Extracted data entries
## START
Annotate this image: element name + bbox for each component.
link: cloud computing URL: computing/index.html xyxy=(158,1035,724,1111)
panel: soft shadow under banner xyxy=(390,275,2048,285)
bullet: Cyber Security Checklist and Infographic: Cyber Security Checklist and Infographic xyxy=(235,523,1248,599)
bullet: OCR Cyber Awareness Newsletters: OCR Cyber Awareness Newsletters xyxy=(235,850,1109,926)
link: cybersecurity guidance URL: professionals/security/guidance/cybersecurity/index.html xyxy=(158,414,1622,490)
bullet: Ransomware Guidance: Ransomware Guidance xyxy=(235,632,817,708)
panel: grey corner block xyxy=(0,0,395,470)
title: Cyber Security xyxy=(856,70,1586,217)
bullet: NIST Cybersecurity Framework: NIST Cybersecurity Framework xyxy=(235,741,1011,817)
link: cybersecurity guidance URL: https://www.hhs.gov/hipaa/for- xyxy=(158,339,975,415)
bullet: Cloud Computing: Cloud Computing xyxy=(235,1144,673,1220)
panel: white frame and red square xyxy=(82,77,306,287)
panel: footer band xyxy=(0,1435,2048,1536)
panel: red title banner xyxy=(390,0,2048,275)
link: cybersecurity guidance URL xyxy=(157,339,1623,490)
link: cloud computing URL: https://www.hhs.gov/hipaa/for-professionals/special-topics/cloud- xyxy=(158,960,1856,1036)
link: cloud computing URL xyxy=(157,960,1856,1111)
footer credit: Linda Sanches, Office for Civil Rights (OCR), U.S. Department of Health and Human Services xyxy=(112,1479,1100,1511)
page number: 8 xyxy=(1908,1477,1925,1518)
## END
Set task: In all of the material above, swap every "bullet" for "list item" and leave everything else unchanged.

The result:
Annotate this image: element name + bbox for each component.
link: cloud computing URL: computing/index.html xyxy=(158,1035,724,1111)
panel: soft shadow under banner xyxy=(390,275,2048,285)
list item: Cyber Security Checklist and Infographic: Cyber Security Checklist and Infographic xyxy=(235,523,1248,599)
list item: OCR Cyber Awareness Newsletters: OCR Cyber Awareness Newsletters xyxy=(235,850,1109,926)
link: cybersecurity guidance URL: professionals/security/guidance/cybersecurity/index.html xyxy=(158,414,1622,490)
list item: Ransomware Guidance: Ransomware Guidance xyxy=(235,632,817,708)
panel: grey corner block xyxy=(0,0,395,470)
title: Cyber Security xyxy=(856,70,1586,217)
list item: NIST Cybersecurity Framework: NIST Cybersecurity Framework xyxy=(235,741,1011,817)
link: cybersecurity guidance URL: https://www.hhs.gov/hipaa/for- xyxy=(158,339,975,415)
list item: Cloud Computing: Cloud Computing xyxy=(235,1144,673,1220)
panel: white frame and red square xyxy=(82,77,306,287)
panel: footer band xyxy=(0,1435,2048,1536)
panel: red title banner xyxy=(390,0,2048,275)
link: cybersecurity guidance URL xyxy=(157,339,1623,490)
link: cloud computing URL: https://www.hhs.gov/hipaa/for-professionals/special-topics/cloud- xyxy=(158,960,1856,1036)
link: cloud computing URL xyxy=(157,960,1856,1111)
footer credit: Linda Sanches, Office for Civil Rights (OCR), U.S. Department of Health and Human Services xyxy=(112,1479,1100,1511)
page number: 8 xyxy=(1908,1477,1925,1518)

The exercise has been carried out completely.